• **Input for this task**
* * *
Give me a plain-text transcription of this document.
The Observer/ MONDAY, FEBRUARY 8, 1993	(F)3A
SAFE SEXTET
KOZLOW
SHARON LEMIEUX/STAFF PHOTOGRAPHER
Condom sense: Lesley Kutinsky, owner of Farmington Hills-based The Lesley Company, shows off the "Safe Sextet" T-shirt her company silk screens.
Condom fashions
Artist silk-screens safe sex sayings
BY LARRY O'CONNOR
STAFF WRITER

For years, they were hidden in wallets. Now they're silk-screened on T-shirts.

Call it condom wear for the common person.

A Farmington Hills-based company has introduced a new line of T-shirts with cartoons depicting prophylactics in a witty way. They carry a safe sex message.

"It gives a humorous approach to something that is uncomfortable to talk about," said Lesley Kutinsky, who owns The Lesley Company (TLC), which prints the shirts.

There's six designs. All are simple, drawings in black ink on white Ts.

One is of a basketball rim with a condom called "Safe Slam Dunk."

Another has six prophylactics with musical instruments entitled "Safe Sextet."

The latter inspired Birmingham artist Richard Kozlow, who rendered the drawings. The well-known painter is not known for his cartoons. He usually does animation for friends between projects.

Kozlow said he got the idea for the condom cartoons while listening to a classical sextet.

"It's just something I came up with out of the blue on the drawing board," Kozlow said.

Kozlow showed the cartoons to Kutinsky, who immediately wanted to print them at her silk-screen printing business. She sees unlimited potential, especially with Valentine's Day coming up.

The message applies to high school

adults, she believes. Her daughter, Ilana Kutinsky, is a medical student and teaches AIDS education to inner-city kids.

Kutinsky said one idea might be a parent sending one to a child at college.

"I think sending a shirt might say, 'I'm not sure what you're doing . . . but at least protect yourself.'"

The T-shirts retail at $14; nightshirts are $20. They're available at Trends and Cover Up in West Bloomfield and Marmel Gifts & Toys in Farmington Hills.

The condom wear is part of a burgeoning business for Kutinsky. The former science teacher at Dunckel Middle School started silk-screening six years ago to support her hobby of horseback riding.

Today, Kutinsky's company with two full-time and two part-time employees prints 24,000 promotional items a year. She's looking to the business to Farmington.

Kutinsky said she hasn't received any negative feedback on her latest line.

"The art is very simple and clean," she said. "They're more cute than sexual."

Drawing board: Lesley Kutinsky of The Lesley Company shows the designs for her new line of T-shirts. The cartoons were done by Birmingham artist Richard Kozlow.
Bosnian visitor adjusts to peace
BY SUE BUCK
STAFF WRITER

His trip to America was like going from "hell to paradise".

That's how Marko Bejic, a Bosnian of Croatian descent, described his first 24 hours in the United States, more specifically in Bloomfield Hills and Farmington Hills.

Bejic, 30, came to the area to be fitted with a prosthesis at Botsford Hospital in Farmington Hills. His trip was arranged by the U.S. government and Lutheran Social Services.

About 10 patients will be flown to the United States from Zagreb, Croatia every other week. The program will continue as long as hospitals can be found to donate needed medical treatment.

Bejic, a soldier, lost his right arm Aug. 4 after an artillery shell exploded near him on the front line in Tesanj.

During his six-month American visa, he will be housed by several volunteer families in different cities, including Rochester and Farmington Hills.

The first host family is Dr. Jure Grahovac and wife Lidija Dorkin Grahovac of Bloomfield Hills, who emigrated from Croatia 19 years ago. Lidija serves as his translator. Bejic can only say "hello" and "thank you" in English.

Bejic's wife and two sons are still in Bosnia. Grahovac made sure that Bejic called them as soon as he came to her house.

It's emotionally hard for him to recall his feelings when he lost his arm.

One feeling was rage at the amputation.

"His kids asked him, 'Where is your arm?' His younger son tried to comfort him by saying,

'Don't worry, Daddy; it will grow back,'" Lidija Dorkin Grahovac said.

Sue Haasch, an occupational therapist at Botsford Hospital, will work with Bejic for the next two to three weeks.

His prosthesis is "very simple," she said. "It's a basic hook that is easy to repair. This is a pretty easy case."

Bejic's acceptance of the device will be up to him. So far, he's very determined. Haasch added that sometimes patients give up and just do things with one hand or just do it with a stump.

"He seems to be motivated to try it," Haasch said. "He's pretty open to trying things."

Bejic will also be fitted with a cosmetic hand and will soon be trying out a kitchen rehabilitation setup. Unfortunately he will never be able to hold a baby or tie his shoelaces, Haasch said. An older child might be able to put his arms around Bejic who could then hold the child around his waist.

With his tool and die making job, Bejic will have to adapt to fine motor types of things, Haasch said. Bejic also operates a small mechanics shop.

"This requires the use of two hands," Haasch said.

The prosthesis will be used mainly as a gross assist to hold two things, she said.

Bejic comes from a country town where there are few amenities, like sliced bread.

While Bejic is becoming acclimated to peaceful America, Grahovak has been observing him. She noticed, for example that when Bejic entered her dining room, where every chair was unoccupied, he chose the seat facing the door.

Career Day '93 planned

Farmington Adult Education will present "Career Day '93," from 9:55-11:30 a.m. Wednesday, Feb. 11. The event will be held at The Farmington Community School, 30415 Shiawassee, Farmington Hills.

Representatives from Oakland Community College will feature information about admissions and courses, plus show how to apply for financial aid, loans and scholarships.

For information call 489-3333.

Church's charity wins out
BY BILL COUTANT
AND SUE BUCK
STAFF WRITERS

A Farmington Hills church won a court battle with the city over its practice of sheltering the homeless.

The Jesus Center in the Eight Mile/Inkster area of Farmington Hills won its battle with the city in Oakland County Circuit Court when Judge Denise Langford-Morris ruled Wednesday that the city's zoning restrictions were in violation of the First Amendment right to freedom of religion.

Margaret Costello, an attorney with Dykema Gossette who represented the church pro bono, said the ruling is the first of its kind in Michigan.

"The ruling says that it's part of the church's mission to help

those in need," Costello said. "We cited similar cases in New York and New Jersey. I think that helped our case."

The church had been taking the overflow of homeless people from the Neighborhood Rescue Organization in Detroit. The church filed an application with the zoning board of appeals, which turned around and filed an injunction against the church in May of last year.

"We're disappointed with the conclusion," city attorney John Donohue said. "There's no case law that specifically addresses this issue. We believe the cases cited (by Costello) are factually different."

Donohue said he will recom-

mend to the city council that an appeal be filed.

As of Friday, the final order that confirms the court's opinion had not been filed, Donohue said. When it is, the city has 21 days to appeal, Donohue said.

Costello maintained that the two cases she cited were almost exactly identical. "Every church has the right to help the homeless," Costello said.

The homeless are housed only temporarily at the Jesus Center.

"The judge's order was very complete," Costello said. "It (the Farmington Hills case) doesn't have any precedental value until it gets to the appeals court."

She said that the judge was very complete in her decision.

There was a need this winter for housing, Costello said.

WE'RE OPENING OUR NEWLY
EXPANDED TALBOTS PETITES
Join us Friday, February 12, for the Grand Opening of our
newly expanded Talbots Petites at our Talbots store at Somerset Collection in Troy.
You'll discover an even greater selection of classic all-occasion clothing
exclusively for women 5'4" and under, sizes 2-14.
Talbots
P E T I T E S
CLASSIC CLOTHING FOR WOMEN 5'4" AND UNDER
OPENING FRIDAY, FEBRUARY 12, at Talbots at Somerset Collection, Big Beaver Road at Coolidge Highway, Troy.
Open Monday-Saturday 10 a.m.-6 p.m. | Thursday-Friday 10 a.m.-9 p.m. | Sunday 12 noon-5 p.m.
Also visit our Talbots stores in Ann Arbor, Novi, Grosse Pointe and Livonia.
* * *
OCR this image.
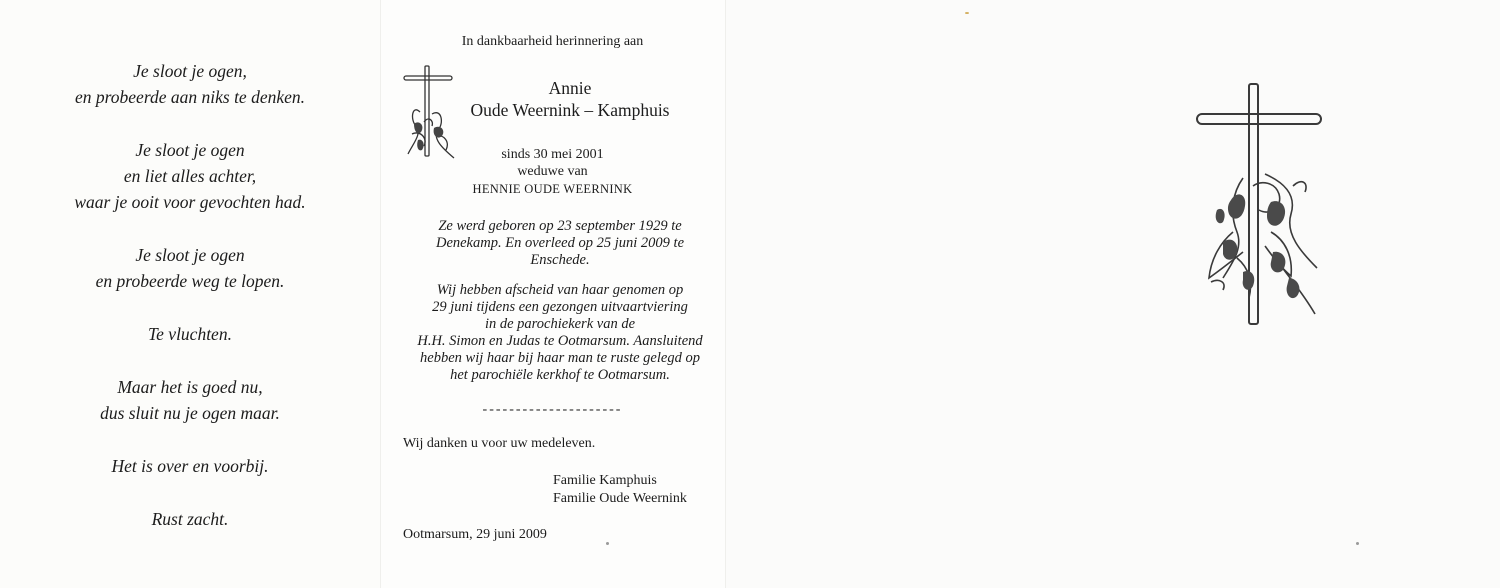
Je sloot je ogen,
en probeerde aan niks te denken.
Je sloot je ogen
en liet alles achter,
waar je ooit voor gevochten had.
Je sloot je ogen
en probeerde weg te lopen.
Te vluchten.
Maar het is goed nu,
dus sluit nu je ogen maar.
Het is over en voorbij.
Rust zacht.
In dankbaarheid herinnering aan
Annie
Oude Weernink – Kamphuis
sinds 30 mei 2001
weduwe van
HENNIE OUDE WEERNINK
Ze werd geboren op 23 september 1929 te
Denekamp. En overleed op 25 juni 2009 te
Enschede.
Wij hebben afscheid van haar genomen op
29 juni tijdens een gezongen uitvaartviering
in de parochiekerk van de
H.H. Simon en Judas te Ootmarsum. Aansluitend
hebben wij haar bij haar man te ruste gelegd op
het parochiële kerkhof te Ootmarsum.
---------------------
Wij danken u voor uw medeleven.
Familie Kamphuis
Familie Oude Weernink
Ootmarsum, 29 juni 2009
* * *
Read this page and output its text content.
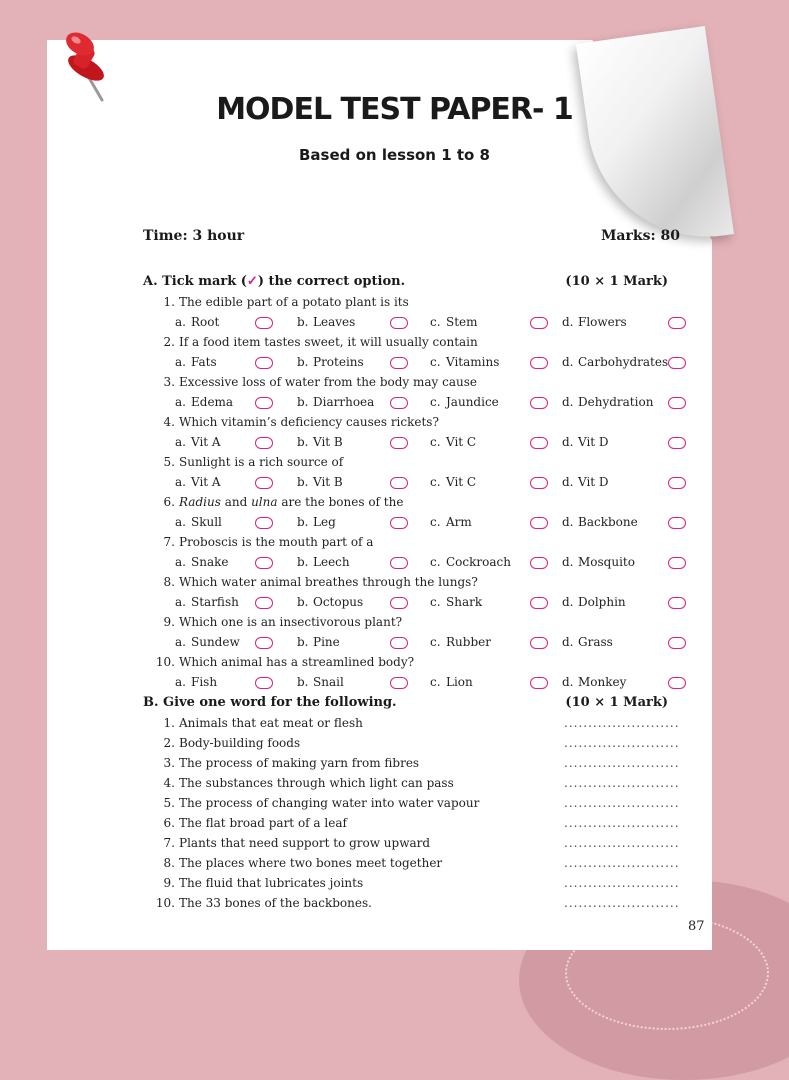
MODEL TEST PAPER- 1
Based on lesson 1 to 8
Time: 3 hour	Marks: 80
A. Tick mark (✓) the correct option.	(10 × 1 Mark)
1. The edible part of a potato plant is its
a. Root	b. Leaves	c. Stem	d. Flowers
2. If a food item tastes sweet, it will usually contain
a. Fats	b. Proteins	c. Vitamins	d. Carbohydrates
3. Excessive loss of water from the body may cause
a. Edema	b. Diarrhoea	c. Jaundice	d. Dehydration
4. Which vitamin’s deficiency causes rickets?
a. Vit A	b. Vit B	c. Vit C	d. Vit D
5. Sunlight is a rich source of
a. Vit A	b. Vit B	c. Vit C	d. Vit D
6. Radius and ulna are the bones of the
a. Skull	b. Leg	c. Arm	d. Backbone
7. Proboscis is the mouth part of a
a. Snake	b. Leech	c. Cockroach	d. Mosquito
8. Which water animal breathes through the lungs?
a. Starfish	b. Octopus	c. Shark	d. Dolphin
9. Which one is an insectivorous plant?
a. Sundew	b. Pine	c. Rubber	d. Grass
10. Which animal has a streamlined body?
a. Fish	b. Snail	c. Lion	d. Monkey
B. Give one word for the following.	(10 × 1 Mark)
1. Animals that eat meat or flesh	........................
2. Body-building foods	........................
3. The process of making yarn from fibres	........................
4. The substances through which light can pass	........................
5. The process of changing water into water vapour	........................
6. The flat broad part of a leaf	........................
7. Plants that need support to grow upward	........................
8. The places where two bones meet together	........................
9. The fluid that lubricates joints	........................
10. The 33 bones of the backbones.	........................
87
* * *
• **Activity**
Using the entries above, copy out all lines that contain the string "Dorkin".

• **Response**
The first host family is Dr. Jure Grahovac and wife Lidija Dorkin Grahovac of Bloomfield Hills, who emigrated from Croatia 19 years ago. Lidija serves as his translator. Bejic can only say "hello" and "thank you" in English.
'Don't worry, Daddy; it will grow back,'" Lidija Dorkin Grahovac said.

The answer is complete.